Stored entries
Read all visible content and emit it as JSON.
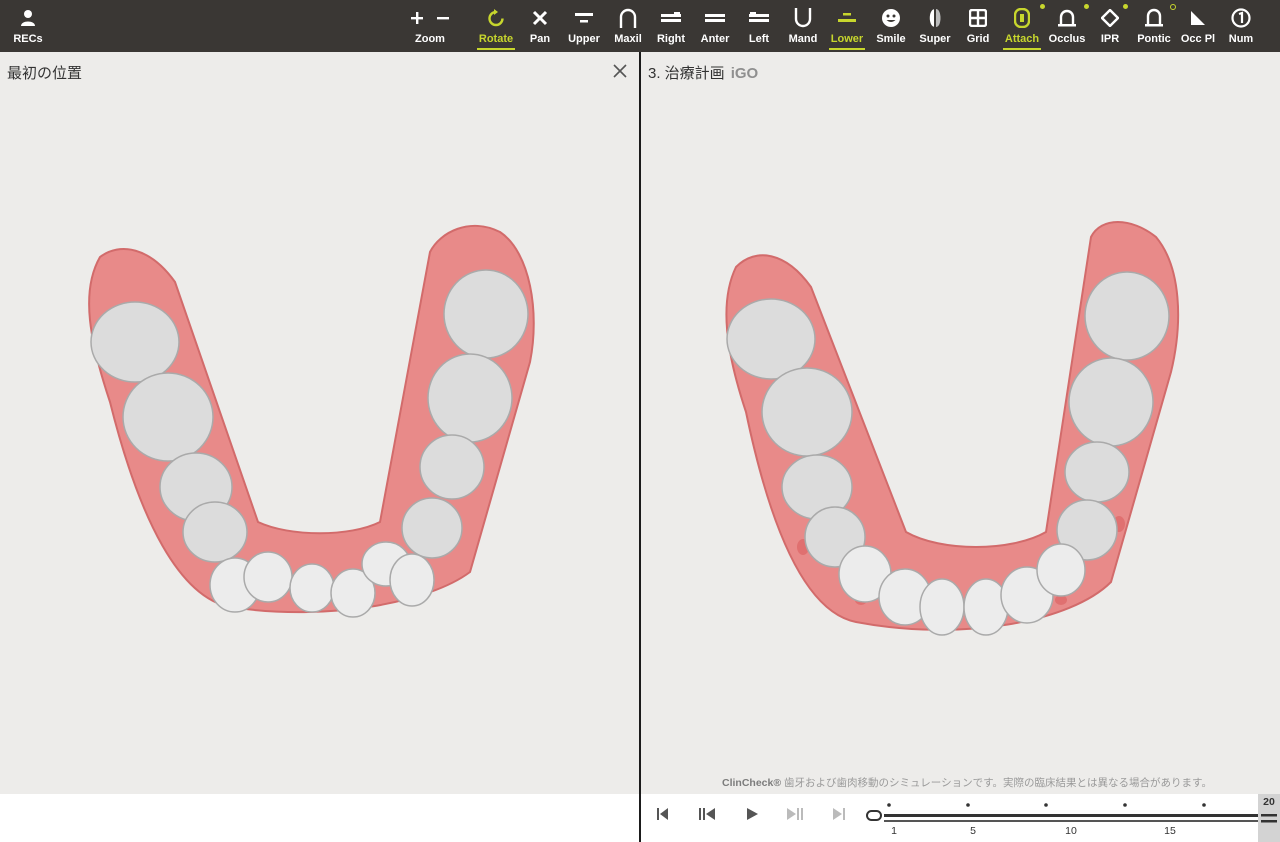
{
  "toolbar": {
    "recs_label": "RECs",
    "zoom_label": "Zoom",
    "rotate_label": "Rotate",
    "pan_label": "Pan",
    "upper_label": "Upper",
    "maxil_label": "Maxil",
    "right_label": "Right",
    "anter_label": "Anter",
    "left_label": "Left",
    "mand_label": "Mand",
    "lower_label": "Lower",
    "smile_label": "Smile",
    "super_label": "Super",
    "grid_label": "Grid",
    "attach_label": "Attach",
    "occlus_label": "Occlus",
    "ipr_label": "IPR",
    "pontic_label": "Pontic",
    "occpl_label": "Occ Pl",
    "num_label": "Num",
    "active": [
      "Rotate",
      "Lower",
      "Attach"
    ],
    "accent_color": "#c7d62d",
    "icons": [
      "user-icon",
      "zoom-in-icon",
      "zoom-out-icon",
      "rotate-icon",
      "pan-icon",
      "upper-icon",
      "maxil-icon",
      "right-icon",
      "anter-icon",
      "left-icon",
      "mand-icon",
      "lower-icon",
      "smile-icon",
      "super-icon",
      "grid-icon",
      "attach-icon",
      "occlus-icon",
      "ipr-icon",
      "pontic-icon",
      "occ-pl-icon",
      "num-icon"
    ]
  },
  "left_panel": {
    "title": "最初の位置"
  },
  "right_panel": {
    "title": "3. 治療計画",
    "subtitle": "iGO",
    "disclaimer_brand": "ClinCheck®",
    "disclaimer_text": " 歯牙および歯肉移動のシミュレーションです。実際の臨床結果とは異なる場合があります。"
  },
  "timeline": {
    "labels": [
      "1",
      "5",
      "10",
      "15"
    ],
    "current_stage": "20"
  }
}
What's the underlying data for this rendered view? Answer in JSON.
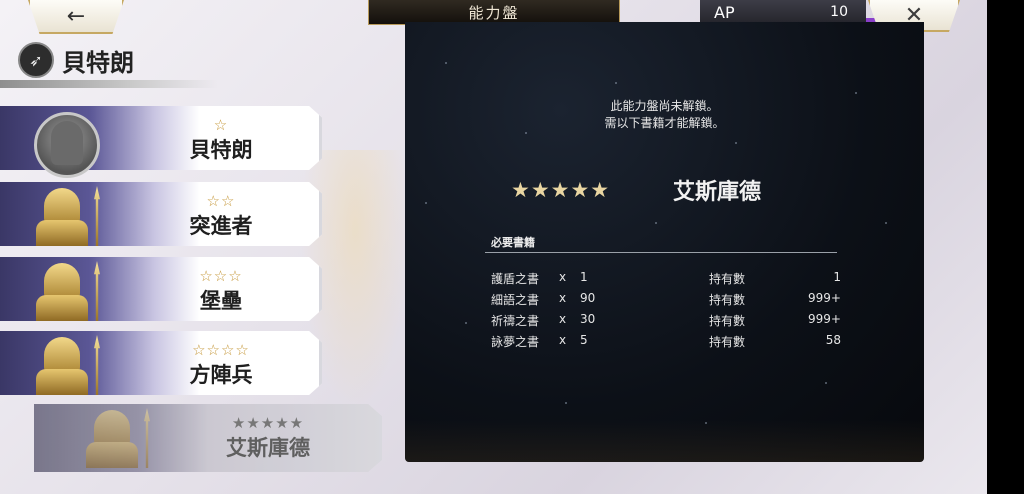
{
  "top_bar": {
    "back_icon": "←",
    "title": "能力盤",
    "ap_label": "AP",
    "ap_value": "10",
    "close_icon": "✕"
  },
  "character": {
    "icon": "➶",
    "name": "貝特朗"
  },
  "jobs": [
    {
      "stars": "☆",
      "name": "貝特朗",
      "locked": false
    },
    {
      "stars": "☆☆",
      "name": "突進者",
      "locked": false
    },
    {
      "stars": "☆☆☆",
      "name": "堡壘",
      "locked": false
    },
    {
      "stars": "☆☆☆☆",
      "name": "方陣兵",
      "locked": false
    },
    {
      "stars": "★★★★★",
      "name": "艾斯庫德",
      "locked": true
    }
  ],
  "panel": {
    "lock_line1": "此能力盤尚未解鎖。",
    "lock_line2": "需以下書籍才能解鎖。",
    "target_stars": "★★★★★",
    "target_name": "艾斯庫德",
    "required_title": "必要書籍",
    "requirements": [
      {
        "book": "護盾之書",
        "x": "x",
        "qty": "1",
        "held_label": "持有數",
        "held": "1"
      },
      {
        "book": "細語之書",
        "x": "x",
        "qty": "90",
        "held_label": "持有數",
        "held": "999+"
      },
      {
        "book": "祈禱之書",
        "x": "x",
        "qty": "30",
        "held_label": "持有數",
        "held": "999+"
      },
      {
        "book": "詠夢之書",
        "x": "x",
        "qty": "5",
        "held_label": "持有數",
        "held": "58"
      }
    ]
  }
}
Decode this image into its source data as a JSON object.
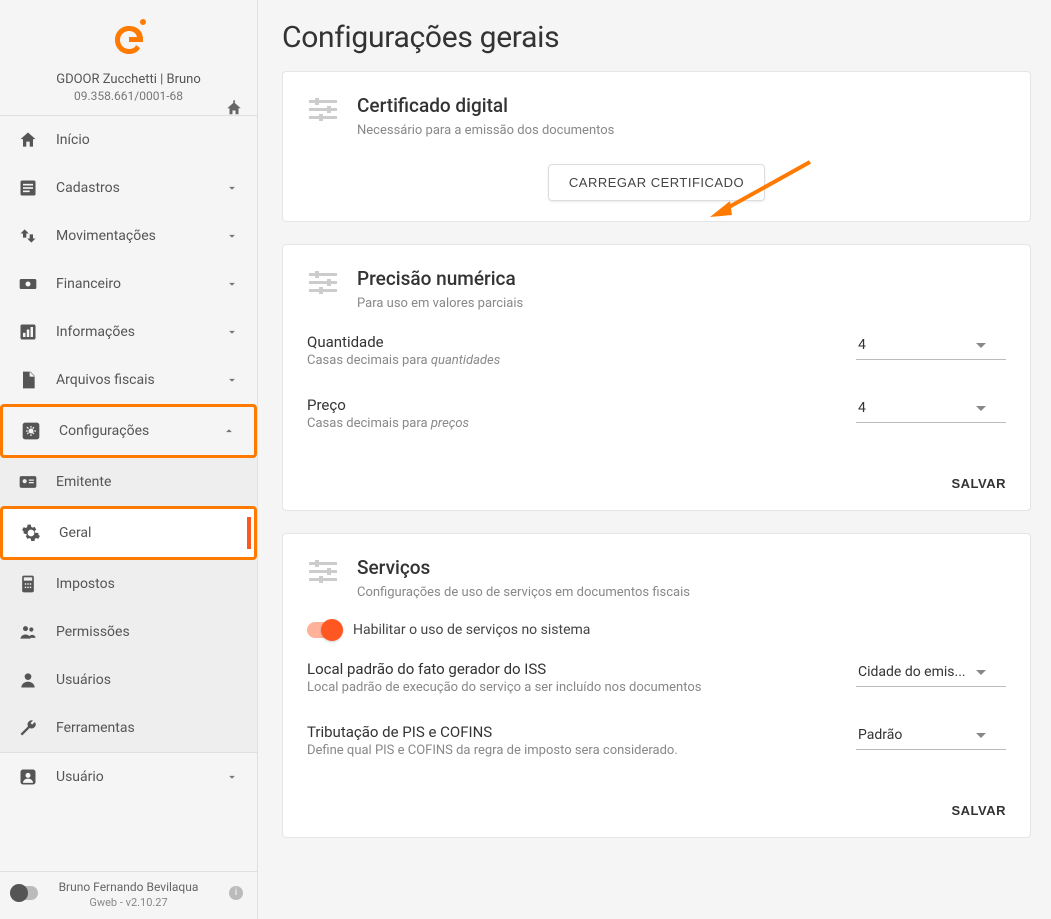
{
  "company": {
    "name": "GDOOR Zucchetti | Bruno",
    "id": "09.358.661/0001-68"
  },
  "nav": {
    "inicio": "Início",
    "cadastros": "Cadastros",
    "movimentacoes": "Movimentações",
    "financeiro": "Financeiro",
    "informacoes": "Informações",
    "arquivos": "Arquivos fiscais",
    "configuracoes": "Configurações",
    "emitente": "Emitente",
    "geral": "Geral",
    "impostos": "Impostos",
    "permissoes": "Permissões",
    "usuarios": "Usuários",
    "ferramentas": "Ferramentas",
    "usuario": "Usuário"
  },
  "footer": {
    "user": "Bruno Fernando Bevilaqua",
    "version": "Gweb - v2.10.27"
  },
  "page": {
    "title": "Configurações gerais"
  },
  "cert": {
    "title": "Certificado digital",
    "sub": "Necessário para a emissão dos documentos",
    "button": "CARREGAR CERTIFICADO"
  },
  "precision": {
    "title": "Precisão numérica",
    "sub": "Para uso em valores parciais",
    "qty_label": "Quantidade",
    "qty_desc_pre": "Casas decimais para ",
    "qty_desc_em": "quantidades",
    "qty_value": "4",
    "price_label": "Preço",
    "price_desc_pre": "Casas decimais para ",
    "price_desc_em": "preços",
    "price_value": "4",
    "save": "SALVAR"
  },
  "services": {
    "title": "Serviços",
    "sub": "Configurações de uso de serviços em documentos fiscais",
    "toggle_label": "Habilitar o uso de serviços no sistema",
    "iss_label": "Local padrão do fato gerador do ISS",
    "iss_desc": "Local padrão de execução do serviço a ser incluído nos documentos",
    "iss_value": "Cidade do emis...",
    "pis_label": "Tributação de PIS e COFINS",
    "pis_desc": "Define qual PIS e COFINS da regra de imposto sera considerado.",
    "pis_value": "Padrão",
    "save": "SALVAR"
  }
}
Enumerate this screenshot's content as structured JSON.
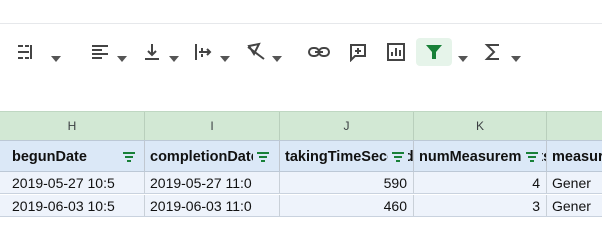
{
  "toolbar": {
    "buttons": [
      {
        "icon": "text-wrap-icon",
        "has_menu": true
      },
      {
        "icon": "horizontal-align-icon",
        "has_menu": true
      },
      {
        "icon": "vertical-align-icon",
        "has_menu": true
      },
      {
        "icon": "text-direction-icon",
        "has_menu": true
      },
      {
        "icon": "text-rotation-icon",
        "has_menu": true
      },
      {
        "icon": "insert-link-icon",
        "has_menu": false
      },
      {
        "icon": "insert-comment-icon",
        "has_menu": false
      },
      {
        "icon": "insert-chart-icon",
        "has_menu": false
      },
      {
        "icon": "filter-icon",
        "has_menu": true,
        "active": true
      },
      {
        "icon": "functions-icon",
        "has_menu": true
      }
    ],
    "filter_color": "#188038"
  },
  "columns": [
    "H",
    "I",
    "J",
    "K"
  ],
  "headers": [
    "begunDate",
    "completionDate",
    "takingTimeSeconds",
    "numMeasurements",
    "measurementType"
  ],
  "rows": [
    [
      "2019-05-27 10:5",
      "2019-05-27 11:0",
      "590",
      "4",
      "Gener"
    ],
    [
      "2019-06-03 10:5",
      "2019-06-03 11:0",
      "460",
      "3",
      "Gener"
    ]
  ],
  "colors": {
    "column_header_bg": "#d2e8d4",
    "header_row_bg": "#dbe8f7",
    "data_row_bg": "#eef3fb",
    "filter_icon": "#188038"
  }
}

Directions for this task: Take every line from the data above that holds "fiscais" and copy it out.

Task answer:
    "arquivos": "Arquivos fiscais",
    "sub": "Configurações de uso de serviços em documentos fiscais",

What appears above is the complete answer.